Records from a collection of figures
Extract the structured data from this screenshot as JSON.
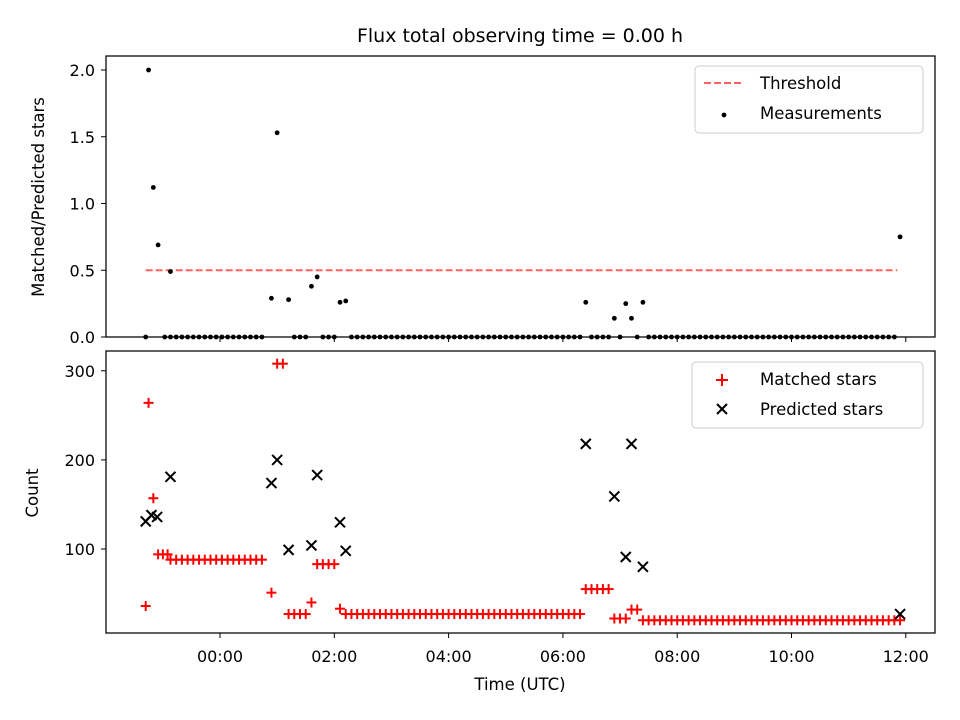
{
  "chart_data": [
    {
      "type": "scatter",
      "title": "Flux total observing time = 0.00 h",
      "xlabel": "",
      "ylabel": "Matched/Predicted stars",
      "ylim": [
        0,
        2.1
      ],
      "yticks": [
        0.0,
        0.5,
        1.0,
        1.5,
        2.0
      ],
      "ytick_labels": [
        "0.0",
        "0.5",
        "1.0",
        "1.5",
        "2.0"
      ],
      "xlim_hours": [
        -2.0,
        12.5
      ],
      "threshold": {
        "name": "Threshold",
        "value": 0.5,
        "x_start": -1.3,
        "x_end": 11.85,
        "color": "#ff6060",
        "style": "dashed"
      },
      "legend": {
        "position": "top-right",
        "entries": [
          "Threshold",
          "Measurements"
        ]
      },
      "series": [
        {
          "name": "Measurements",
          "color": "#000000",
          "marker": "dot",
          "explicit_points": [
            {
              "x": "-01:18",
              "y": 0.0
            },
            {
              "x": "-01:15",
              "y": 2.0
            },
            {
              "x": "-01:10",
              "y": 1.12
            },
            {
              "x": "-01:05",
              "y": 0.69
            },
            {
              "x": "-00:52",
              "y": 0.49
            },
            {
              "x": "00:54",
              "y": 0.29
            },
            {
              "x": "01:00",
              "y": 1.53
            },
            {
              "x": "01:12",
              "y": 0.28
            },
            {
              "x": "01:36",
              "y": 0.38
            },
            {
              "x": "01:42",
              "y": 0.45
            },
            {
              "x": "02:06",
              "y": 0.26
            },
            {
              "x": "02:12",
              "y": 0.27
            },
            {
              "x": "06:24",
              "y": 0.26
            },
            {
              "x": "06:54",
              "y": 0.14
            },
            {
              "x": "07:06",
              "y": 0.25
            },
            {
              "x": "07:12",
              "y": 0.14
            },
            {
              "x": "07:24",
              "y": 0.26
            },
            {
              "x": "11:54",
              "y": 0.75
            }
          ],
          "zero_runs": [
            {
              "from": "-00:58",
              "to": "00:48",
              "step_minutes": 6,
              "y": 0.0
            },
            {
              "from": "01:18",
              "to": "01:30",
              "step_minutes": 6,
              "y": 0.0
            },
            {
              "from": "01:48",
              "to": "02:00",
              "step_minutes": 6,
              "y": 0.0
            },
            {
              "from": "02:18",
              "to": "06:18",
              "step_minutes": 6,
              "y": 0.0
            },
            {
              "from": "06:30",
              "to": "06:48",
              "step_minutes": 6,
              "y": 0.0
            },
            {
              "from": "07:00",
              "to": "07:00",
              "step_minutes": 6,
              "y": 0.0
            },
            {
              "from": "07:18",
              "to": "07:18",
              "step_minutes": 6,
              "y": 0.0
            },
            {
              "from": "07:30",
              "to": "11:48",
              "step_minutes": 6,
              "y": 0.0
            }
          ]
        }
      ]
    },
    {
      "type": "scatter",
      "title": "",
      "xlabel": "Time (UTC)",
      "ylabel": "Count",
      "ylim": [
        10,
        320
      ],
      "yticks": [
        100,
        200,
        300
      ],
      "ytick_labels": [
        "100",
        "200",
        "300"
      ],
      "xlim_hours": [
        -2.0,
        12.5
      ],
      "xticks": [
        "00:00",
        "02:00",
        "04:00",
        "06:00",
        "08:00",
        "10:00",
        "12:00"
      ],
      "legend": {
        "position": "top-right",
        "entries": [
          "Matched stars",
          "Predicted stars"
        ]
      },
      "series": [
        {
          "name": "Matched stars",
          "color": "#ff0000",
          "marker": "plus",
          "explicit_points": [
            {
              "x": "-01:18",
              "y": 36
            },
            {
              "x": "-01:15",
              "y": 264
            },
            {
              "x": "-01:10",
              "y": 157
            },
            {
              "x": "-01:05",
              "y": 94
            },
            {
              "x": "-01:00",
              "y": 94
            },
            {
              "x": "-00:55",
              "y": 94
            },
            {
              "x": "00:54",
              "y": 51
            },
            {
              "x": "01:00",
              "y": 308
            },
            {
              "x": "01:06",
              "y": 308
            },
            {
              "x": "01:36",
              "y": 40
            },
            {
              "x": "02:06",
              "y": 33
            }
          ],
          "runs": [
            {
              "from": "-00:52",
              "to": "00:48",
              "step_minutes": 6,
              "y": 88
            },
            {
              "from": "01:12",
              "to": "01:30",
              "step_minutes": 6,
              "y": 27
            },
            {
              "from": "01:42",
              "to": "02:00",
              "step_minutes": 6,
              "y": 83
            },
            {
              "from": "02:12",
              "to": "06:18",
              "step_minutes": 6,
              "y": 27
            },
            {
              "from": "06:24",
              "to": "06:48",
              "step_minutes": 6,
              "y": 55
            },
            {
              "from": "06:54",
              "to": "07:06",
              "step_minutes": 6,
              "y": 22
            },
            {
              "from": "07:12",
              "to": "07:18",
              "step_minutes": 6,
              "y": 32
            },
            {
              "from": "07:24",
              "to": "11:54",
              "step_minutes": 6,
              "y": 20
            }
          ]
        },
        {
          "name": "Predicted stars",
          "color": "#000000",
          "marker": "x",
          "explicit_points": [
            {
              "x": "-01:18",
              "y": 131
            },
            {
              "x": "-01:12",
              "y": 138
            },
            {
              "x": "-01:06",
              "y": 136
            },
            {
              "x": "-00:52",
              "y": 181
            },
            {
              "x": "00:54",
              "y": 174
            },
            {
              "x": "01:00",
              "y": 200
            },
            {
              "x": "01:12",
              "y": 99
            },
            {
              "x": "01:36",
              "y": 104
            },
            {
              "x": "01:42",
              "y": 183
            },
            {
              "x": "02:06",
              "y": 130
            },
            {
              "x": "02:12",
              "y": 98
            },
            {
              "x": "06:24",
              "y": 218
            },
            {
              "x": "06:54",
              "y": 159
            },
            {
              "x": "07:06",
              "y": 91
            },
            {
              "x": "07:12",
              "y": 218
            },
            {
              "x": "07:24",
              "y": 80
            },
            {
              "x": "11:54",
              "y": 27
            }
          ]
        }
      ]
    }
  ]
}
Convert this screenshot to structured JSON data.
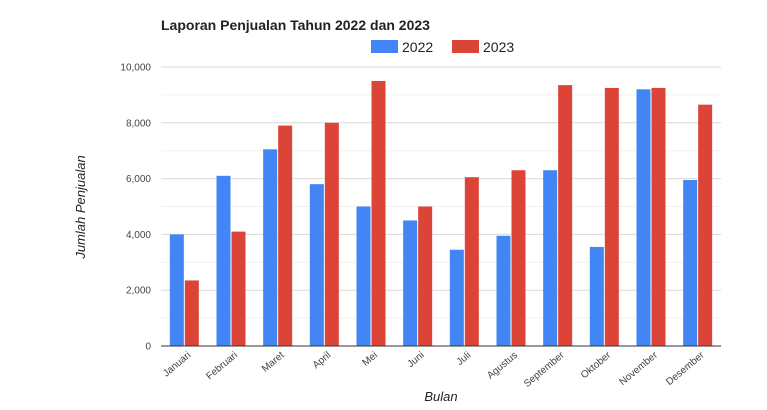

__TASK DESCRIPTION__
Write out the material above again, word for word, minus its pictures.

__RESULT__
Extract the structured data from this screenshot as JSON.
{
  "chart_data": [
    {
      "type": "scatter",
      "title": "Flux total observing time = 0.00 h",
      "xlabel": "",
      "ylabel": "Matched/Predicted stars",
      "ylim": [
        0,
        2.1
      ],
      "yticks": [
        0.0,
        0.5,
        1.0,
        1.5,
        2.0
      ],
      "ytick_labels": [
        "0.0",
        "0.5",
        "1.0",
        "1.5",
        "2.0"
      ],
      "xlim_hours": [
        -2.0,
        12.5
      ],
      "threshold": {
        "name": "Threshold",
        "value": 0.5,
        "x_start": -1.3,
        "x_end": 11.85,
        "color": "#ff6060",
        "style": "dashed"
      },
      "legend": {
        "position": "top-right",
        "entries": [
          "Threshold",
          "Measurements"
        ]
      },
      "series": [
        {
          "name": "Measurements",
          "color": "#000000",
          "marker": "dot",
          "explicit_points": [
            {
              "x": "-01:18",
              "y": 0.0
            },
            {
              "x": "-01:15",
              "y": 2.0
            },
            {
              "x": "-01:10",
              "y": 1.12
            },
            {
              "x": "-01:05",
              "y": 0.69
            },
            {
              "x": "-00:52",
              "y": 0.49
            },
            {
              "x": "00:54",
              "y": 0.29
            },
            {
              "x": "01:00",
              "y": 1.53
            },
            {
              "x": "01:12",
              "y": 0.28
            },
            {
              "x": "01:36",
              "y": 0.38
            },
            {
              "x": "01:42",
              "y": 0.45
            },
            {
              "x": "02:06",
              "y": 0.26
            },
            {
              "x": "02:12",
              "y": 0.27
            },
            {
              "x": "06:24",
              "y": 0.26
            },
            {
              "x": "06:54",
              "y": 0.14
            },
            {
              "x": "07:06",
              "y": 0.25
            },
            {
              "x": "07:12",
              "y": 0.14
            },
            {
              "x": "07:24",
              "y": 0.26
            },
            {
              "x": "11:54",
              "y": 0.75
            }
          ],
          "zero_runs": [
            {
              "from": "-00:58",
              "to": "00:48",
              "step_minutes": 6,
              "y": 0.0
            },
            {
              "from": "01:18",
              "to": "01:30",
              "step_minutes": 6,
              "y": 0.0
            },
            {
              "from": "01:48",
              "to": "02:00",
              "step_minutes": 6,
              "y": 0.0
            },
            {
              "from": "02:18",
              "to": "06:18",
              "step_minutes": 6,
              "y": 0.0
            },
            {
              "from": "06:30",
              "to": "06:48",
              "step_minutes": 6,
              "y": 0.0
            },
            {
              "from": "07:00",
              "to": "07:00",
              "step_minutes": 6,
              "y": 0.0
            },
            {
              "from": "07:18",
              "to": "07:18",
              "step_minutes": 6,
              "y": 0.0
            },
            {
              "from": "07:30",
              "to": "11:48",
              "step_minutes": 6,
              "y": 0.0
            }
          ]
        }
      ]
    },
    {
      "type": "scatter",
      "title": "",
      "xlabel": "Time (UTC)",
      "ylabel": "Count",
      "ylim": [
        10,
        320
      ],
      "yticks": [
        100,
        200,
        300
      ],
      "ytick_labels": [
        "100",
        "200",
        "300"
      ],
      "xlim_hours": [
        -2.0,
        12.5
      ],
      "xticks": [
        "00:00",
        "02:00",
        "04:00",
        "06:00",
        "08:00",
        "10:00",
        "12:00"
      ],
      "legend": {
        "position": "top-right",
        "entries": [
          "Matched stars",
          "Predicted stars"
        ]
      },
      "series": [
        {
          "name": "Matched stars",
          "color": "#ff0000",
          "marker": "plus",
          "explicit_points": [
            {
              "x": "-01:18",
              "y": 36
            },
            {
              "x": "-01:15",
              "y": 264
            },
            {
              "x": "-01:10",
              "y": 157
            },
            {
              "x": "-01:05",
              "y": 94
            },
            {
              "x": "-01:00",
              "y": 94
            },
            {
              "x": "-00:55",
              "y": 94
            },
            {
              "x": "00:54",
              "y": 51
            },
            {
              "x": "01:00",
              "y": 308
            },
            {
              "x": "01:06",
              "y": 308
            },
            {
              "x": "01:36",
              "y": 40
            },
            {
              "x": "02:06",
              "y": 33
            }
          ],
          "runs": [
            {
              "from": "-00:52",
              "to": "00:48",
              "step_minutes": 6,
              "y": 88
            },
            {
              "from": "01:12",
              "to": "01:30",
              "step_minutes": 6,
              "y": 27
            },
            {
              "from": "01:42",
              "to": "02:00",
              "step_minutes": 6,
              "y": 83
            },
            {
              "from": "02:12",
              "to": "06:18",
              "step_minutes": 6,
              "y": 27
            },
            {
              "from": "06:24",
              "to": "06:48",
              "step_minutes": 6,
              "y": 55
            },
            {
              "from": "06:54",
              "to": "07:06",
              "step_minutes": 6,
              "y": 22
            },
            {
              "from": "07:12",
              "to": "07:18",
              "step_minutes": 6,
              "y": 32
            },
            {
              "from": "07:24",
              "to": "11:54",
              "step_minutes": 6,
              "y": 20
            }
          ]
        },
        {
          "name": "Predicted stars",
          "color": "#000000",
          "marker": "x",
          "explicit_points": [
            {
              "x": "-01:18",
              "y": 131
            },
            {
              "x": "-01:12",
              "y": 138
            },
            {
              "x": "-01:06",
              "y": 136
            },
            {
              "x": "-00:52",
              "y": 181
            },
            {
              "x": "00:54",
              "y": 174
            },
            {
              "x": "01:00",
              "y": 200
            },
            {
              "x": "01:12",
              "y": 99
            },
            {
              "x": "01:36",
              "y": 104
            },
            {
              "x": "01:42",
              "y": 183
            },
            {
              "x": "02:06",
              "y": 130
            },
            {
              "x": "02:12",
              "y": 98
            },
            {
              "x": "06:24",
              "y": 218
            },
            {
              "x": "06:54",
              "y": 159
            },
            {
              "x": "07:06",
              "y": 91
            },
            {
              "x": "07:12",
              "y": 218
            },
            {
              "x": "07:24",
              "y": 80
            },
            {
              "x": "11:54",
              "y": 27
            }
          ]
        }
      ]
    }
  ]
}
Convert this screenshot to structured JSON data.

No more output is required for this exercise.